*DO THIS:*
Copy the records that follow exactly as written, but not their pictures.
•••
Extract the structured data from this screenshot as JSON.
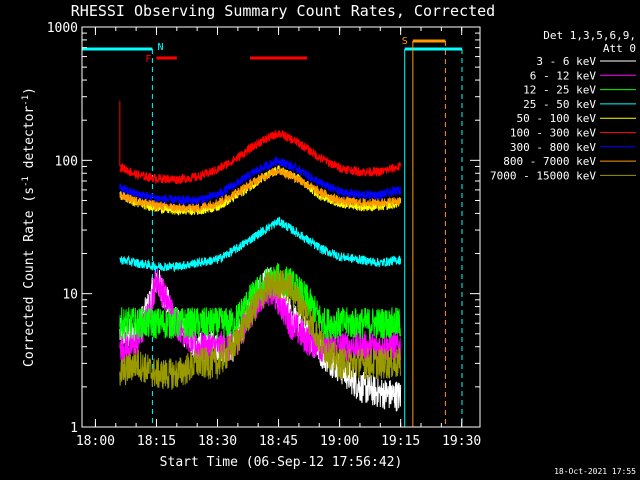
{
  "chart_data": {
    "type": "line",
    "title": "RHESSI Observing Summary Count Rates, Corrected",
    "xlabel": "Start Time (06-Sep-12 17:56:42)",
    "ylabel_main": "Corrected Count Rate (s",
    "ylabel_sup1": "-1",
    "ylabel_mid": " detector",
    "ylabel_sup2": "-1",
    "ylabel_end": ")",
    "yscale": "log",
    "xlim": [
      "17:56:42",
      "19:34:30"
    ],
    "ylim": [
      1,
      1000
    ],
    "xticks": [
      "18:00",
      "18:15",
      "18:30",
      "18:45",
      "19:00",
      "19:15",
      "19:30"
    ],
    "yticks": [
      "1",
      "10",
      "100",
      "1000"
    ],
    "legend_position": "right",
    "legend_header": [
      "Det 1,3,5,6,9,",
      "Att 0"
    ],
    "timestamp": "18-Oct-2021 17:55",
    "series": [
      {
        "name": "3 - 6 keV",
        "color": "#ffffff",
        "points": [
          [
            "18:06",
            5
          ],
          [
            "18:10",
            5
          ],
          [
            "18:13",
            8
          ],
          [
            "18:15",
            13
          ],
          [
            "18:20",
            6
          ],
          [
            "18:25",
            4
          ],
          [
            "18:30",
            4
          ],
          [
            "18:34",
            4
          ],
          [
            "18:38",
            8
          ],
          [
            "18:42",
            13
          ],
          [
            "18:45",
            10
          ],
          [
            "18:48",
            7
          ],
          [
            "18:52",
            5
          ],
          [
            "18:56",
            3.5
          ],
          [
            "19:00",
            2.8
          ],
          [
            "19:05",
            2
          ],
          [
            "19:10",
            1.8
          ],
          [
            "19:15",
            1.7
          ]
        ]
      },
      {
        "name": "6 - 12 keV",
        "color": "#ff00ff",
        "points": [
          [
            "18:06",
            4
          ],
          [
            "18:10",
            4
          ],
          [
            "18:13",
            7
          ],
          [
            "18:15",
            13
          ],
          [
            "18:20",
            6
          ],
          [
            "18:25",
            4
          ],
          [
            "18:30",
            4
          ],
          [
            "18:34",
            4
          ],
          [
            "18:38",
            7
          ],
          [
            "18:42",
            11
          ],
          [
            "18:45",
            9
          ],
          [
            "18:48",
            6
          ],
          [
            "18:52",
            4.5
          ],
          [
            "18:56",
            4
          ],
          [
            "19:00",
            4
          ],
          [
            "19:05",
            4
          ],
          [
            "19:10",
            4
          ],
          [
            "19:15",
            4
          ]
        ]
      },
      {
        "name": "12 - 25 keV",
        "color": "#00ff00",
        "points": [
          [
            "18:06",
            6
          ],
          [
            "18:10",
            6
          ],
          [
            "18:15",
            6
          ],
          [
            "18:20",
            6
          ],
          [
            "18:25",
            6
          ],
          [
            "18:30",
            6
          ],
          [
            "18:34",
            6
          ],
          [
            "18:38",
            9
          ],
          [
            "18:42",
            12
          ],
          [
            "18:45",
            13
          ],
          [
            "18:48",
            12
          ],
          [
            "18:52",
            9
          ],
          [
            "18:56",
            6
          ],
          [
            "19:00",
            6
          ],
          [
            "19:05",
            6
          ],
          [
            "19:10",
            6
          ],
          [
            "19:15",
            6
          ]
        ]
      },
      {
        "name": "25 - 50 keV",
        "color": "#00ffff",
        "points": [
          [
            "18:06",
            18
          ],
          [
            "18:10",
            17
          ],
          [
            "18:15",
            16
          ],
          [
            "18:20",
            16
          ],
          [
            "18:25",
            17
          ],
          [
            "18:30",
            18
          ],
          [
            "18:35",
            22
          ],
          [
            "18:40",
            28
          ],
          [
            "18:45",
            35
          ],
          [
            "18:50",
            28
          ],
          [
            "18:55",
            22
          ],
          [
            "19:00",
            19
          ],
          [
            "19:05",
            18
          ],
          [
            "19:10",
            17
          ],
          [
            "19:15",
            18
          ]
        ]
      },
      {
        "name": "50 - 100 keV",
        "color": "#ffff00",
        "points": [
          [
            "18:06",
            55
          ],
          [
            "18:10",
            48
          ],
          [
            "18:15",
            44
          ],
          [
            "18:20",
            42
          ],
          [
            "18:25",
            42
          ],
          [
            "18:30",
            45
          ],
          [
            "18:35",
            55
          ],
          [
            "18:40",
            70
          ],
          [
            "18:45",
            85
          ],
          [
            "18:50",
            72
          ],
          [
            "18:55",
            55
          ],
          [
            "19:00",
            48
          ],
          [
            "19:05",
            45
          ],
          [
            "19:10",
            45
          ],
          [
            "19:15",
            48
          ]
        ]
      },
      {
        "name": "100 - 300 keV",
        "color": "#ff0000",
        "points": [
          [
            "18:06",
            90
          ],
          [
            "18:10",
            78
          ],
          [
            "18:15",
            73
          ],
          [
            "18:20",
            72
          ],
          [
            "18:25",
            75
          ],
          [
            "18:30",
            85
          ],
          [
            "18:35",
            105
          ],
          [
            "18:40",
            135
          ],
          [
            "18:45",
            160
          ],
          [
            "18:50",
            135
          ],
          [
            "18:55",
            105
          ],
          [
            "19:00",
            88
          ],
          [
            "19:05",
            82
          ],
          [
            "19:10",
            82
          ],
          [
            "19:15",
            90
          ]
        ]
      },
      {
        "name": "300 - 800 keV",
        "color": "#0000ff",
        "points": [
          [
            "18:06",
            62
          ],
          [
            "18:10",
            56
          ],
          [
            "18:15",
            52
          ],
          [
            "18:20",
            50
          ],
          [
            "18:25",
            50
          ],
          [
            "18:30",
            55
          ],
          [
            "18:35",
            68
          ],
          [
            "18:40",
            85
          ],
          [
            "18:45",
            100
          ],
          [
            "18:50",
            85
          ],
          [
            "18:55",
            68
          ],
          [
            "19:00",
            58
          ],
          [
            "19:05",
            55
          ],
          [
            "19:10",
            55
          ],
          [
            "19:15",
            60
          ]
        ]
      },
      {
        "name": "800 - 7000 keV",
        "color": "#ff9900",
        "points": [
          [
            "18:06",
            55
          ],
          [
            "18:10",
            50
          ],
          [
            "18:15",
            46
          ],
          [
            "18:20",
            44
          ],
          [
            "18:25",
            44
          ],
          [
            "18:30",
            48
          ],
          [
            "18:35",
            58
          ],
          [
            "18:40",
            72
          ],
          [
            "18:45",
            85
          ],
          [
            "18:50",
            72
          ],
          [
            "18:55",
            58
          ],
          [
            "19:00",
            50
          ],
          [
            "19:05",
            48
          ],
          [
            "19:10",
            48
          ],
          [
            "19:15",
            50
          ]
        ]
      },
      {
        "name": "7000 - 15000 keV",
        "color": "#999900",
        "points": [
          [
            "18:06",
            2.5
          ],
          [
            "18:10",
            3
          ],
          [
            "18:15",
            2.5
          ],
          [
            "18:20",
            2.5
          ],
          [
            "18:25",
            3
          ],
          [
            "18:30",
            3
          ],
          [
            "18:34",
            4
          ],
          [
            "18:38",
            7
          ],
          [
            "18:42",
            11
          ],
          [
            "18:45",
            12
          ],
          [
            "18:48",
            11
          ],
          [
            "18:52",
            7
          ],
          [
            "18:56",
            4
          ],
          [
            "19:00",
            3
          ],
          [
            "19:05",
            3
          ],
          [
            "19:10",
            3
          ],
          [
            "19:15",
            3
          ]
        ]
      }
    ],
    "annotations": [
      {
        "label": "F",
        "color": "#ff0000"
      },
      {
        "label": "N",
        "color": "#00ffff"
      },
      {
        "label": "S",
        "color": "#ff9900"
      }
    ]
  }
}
•••
*SOLUTION:*
Extract the structured data from this screenshot as JSON.
{
  "chart_data": {
    "type": "line",
    "title": "RHESSI Observing Summary Count Rates, Corrected",
    "xlabel": "Start Time (06-Sep-12 17:56:42)",
    "ylabel_main": "Corrected Count Rate (s",
    "ylabel_sup1": "-1",
    "ylabel_mid": " detector",
    "ylabel_sup2": "-1",
    "ylabel_end": ")",
    "yscale": "log",
    "xlim": [
      "17:56:42",
      "19:34:30"
    ],
    "ylim": [
      1,
      1000
    ],
    "xticks": [
      "18:00",
      "18:15",
      "18:30",
      "18:45",
      "19:00",
      "19:15",
      "19:30"
    ],
    "yticks": [
      "1",
      "10",
      "100",
      "1000"
    ],
    "legend_position": "right",
    "legend_header": [
      "Det 1,3,5,6,9,",
      "Att 0"
    ],
    "timestamp": "18-Oct-2021 17:55",
    "series": [
      {
        "name": "3 - 6 keV",
        "color": "#ffffff",
        "points": [
          [
            "18:06",
            5
          ],
          [
            "18:10",
            5
          ],
          [
            "18:13",
            8
          ],
          [
            "18:15",
            13
          ],
          [
            "18:20",
            6
          ],
          [
            "18:25",
            4
          ],
          [
            "18:30",
            4
          ],
          [
            "18:34",
            4
          ],
          [
            "18:38",
            8
          ],
          [
            "18:42",
            13
          ],
          [
            "18:45",
            10
          ],
          [
            "18:48",
            7
          ],
          [
            "18:52",
            5
          ],
          [
            "18:56",
            3.5
          ],
          [
            "19:00",
            2.8
          ],
          [
            "19:05",
            2
          ],
          [
            "19:10",
            1.8
          ],
          [
            "19:15",
            1.7
          ]
        ]
      },
      {
        "name": "6 - 12 keV",
        "color": "#ff00ff",
        "points": [
          [
            "18:06",
            4
          ],
          [
            "18:10",
            4
          ],
          [
            "18:13",
            7
          ],
          [
            "18:15",
            13
          ],
          [
            "18:20",
            6
          ],
          [
            "18:25",
            4
          ],
          [
            "18:30",
            4
          ],
          [
            "18:34",
            4
          ],
          [
            "18:38",
            7
          ],
          [
            "18:42",
            11
          ],
          [
            "18:45",
            9
          ],
          [
            "18:48",
            6
          ],
          [
            "18:52",
            4.5
          ],
          [
            "18:56",
            4
          ],
          [
            "19:00",
            4
          ],
          [
            "19:05",
            4
          ],
          [
            "19:10",
            4
          ],
          [
            "19:15",
            4
          ]
        ]
      },
      {
        "name": "12 - 25 keV",
        "color": "#00ff00",
        "points": [
          [
            "18:06",
            6
          ],
          [
            "18:10",
            6
          ],
          [
            "18:15",
            6
          ],
          [
            "18:20",
            6
          ],
          [
            "18:25",
            6
          ],
          [
            "18:30",
            6
          ],
          [
            "18:34",
            6
          ],
          [
            "18:38",
            9
          ],
          [
            "18:42",
            12
          ],
          [
            "18:45",
            13
          ],
          [
            "18:48",
            12
          ],
          [
            "18:52",
            9
          ],
          [
            "18:56",
            6
          ],
          [
            "19:00",
            6
          ],
          [
            "19:05",
            6
          ],
          [
            "19:10",
            6
          ],
          [
            "19:15",
            6
          ]
        ]
      },
      {
        "name": "25 - 50 keV",
        "color": "#00ffff",
        "points": [
          [
            "18:06",
            18
          ],
          [
            "18:10",
            17
          ],
          [
            "18:15",
            16
          ],
          [
            "18:20",
            16
          ],
          [
            "18:25",
            17
          ],
          [
            "18:30",
            18
          ],
          [
            "18:35",
            22
          ],
          [
            "18:40",
            28
          ],
          [
            "18:45",
            35
          ],
          [
            "18:50",
            28
          ],
          [
            "18:55",
            22
          ],
          [
            "19:00",
            19
          ],
          [
            "19:05",
            18
          ],
          [
            "19:10",
            17
          ],
          [
            "19:15",
            18
          ]
        ]
      },
      {
        "name": "50 - 100 keV",
        "color": "#ffff00",
        "points": [
          [
            "18:06",
            55
          ],
          [
            "18:10",
            48
          ],
          [
            "18:15",
            44
          ],
          [
            "18:20",
            42
          ],
          [
            "18:25",
            42
          ],
          [
            "18:30",
            45
          ],
          [
            "18:35",
            55
          ],
          [
            "18:40",
            70
          ],
          [
            "18:45",
            85
          ],
          [
            "18:50",
            72
          ],
          [
            "18:55",
            55
          ],
          [
            "19:00",
            48
          ],
          [
            "19:05",
            45
          ],
          [
            "19:10",
            45
          ],
          [
            "19:15",
            48
          ]
        ]
      },
      {
        "name": "100 - 300 keV",
        "color": "#ff0000",
        "points": [
          [
            "18:06",
            90
          ],
          [
            "18:10",
            78
          ],
          [
            "18:15",
            73
          ],
          [
            "18:20",
            72
          ],
          [
            "18:25",
            75
          ],
          [
            "18:30",
            85
          ],
          [
            "18:35",
            105
          ],
          [
            "18:40",
            135
          ],
          [
            "18:45",
            160
          ],
          [
            "18:50",
            135
          ],
          [
            "18:55",
            105
          ],
          [
            "19:00",
            88
          ],
          [
            "19:05",
            82
          ],
          [
            "19:10",
            82
          ],
          [
            "19:15",
            90
          ]
        ]
      },
      {
        "name": "300 - 800 keV",
        "color": "#0000ff",
        "points": [
          [
            "18:06",
            62
          ],
          [
            "18:10",
            56
          ],
          [
            "18:15",
            52
          ],
          [
            "18:20",
            50
          ],
          [
            "18:25",
            50
          ],
          [
            "18:30",
            55
          ],
          [
            "18:35",
            68
          ],
          [
            "18:40",
            85
          ],
          [
            "18:45",
            100
          ],
          [
            "18:50",
            85
          ],
          [
            "18:55",
            68
          ],
          [
            "19:00",
            58
          ],
          [
            "19:05",
            55
          ],
          [
            "19:10",
            55
          ],
          [
            "19:15",
            60
          ]
        ]
      },
      {
        "name": "800 - 7000 keV",
        "color": "#ff9900",
        "points": [
          [
            "18:06",
            55
          ],
          [
            "18:10",
            50
          ],
          [
            "18:15",
            46
          ],
          [
            "18:20",
            44
          ],
          [
            "18:25",
            44
          ],
          [
            "18:30",
            48
          ],
          [
            "18:35",
            58
          ],
          [
            "18:40",
            72
          ],
          [
            "18:45",
            85
          ],
          [
            "18:50",
            72
          ],
          [
            "18:55",
            58
          ],
          [
            "19:00",
            50
          ],
          [
            "19:05",
            48
          ],
          [
            "19:10",
            48
          ],
          [
            "19:15",
            50
          ]
        ]
      },
      {
        "name": "7000 - 15000 keV",
        "color": "#999900",
        "points": [
          [
            "18:06",
            2.5
          ],
          [
            "18:10",
            3
          ],
          [
            "18:15",
            2.5
          ],
          [
            "18:20",
            2.5
          ],
          [
            "18:25",
            3
          ],
          [
            "18:30",
            3
          ],
          [
            "18:34",
            4
          ],
          [
            "18:38",
            7
          ],
          [
            "18:42",
            11
          ],
          [
            "18:45",
            12
          ],
          [
            "18:48",
            11
          ],
          [
            "18:52",
            7
          ],
          [
            "18:56",
            4
          ],
          [
            "19:00",
            3
          ],
          [
            "19:05",
            3
          ],
          [
            "19:10",
            3
          ],
          [
            "19:15",
            3
          ]
        ]
      }
    ],
    "annotations": [
      {
        "label": "F",
        "color": "#ff0000"
      },
      {
        "label": "N",
        "color": "#00ffff"
      },
      {
        "label": "S",
        "color": "#ff9900"
      }
    ]
  }
}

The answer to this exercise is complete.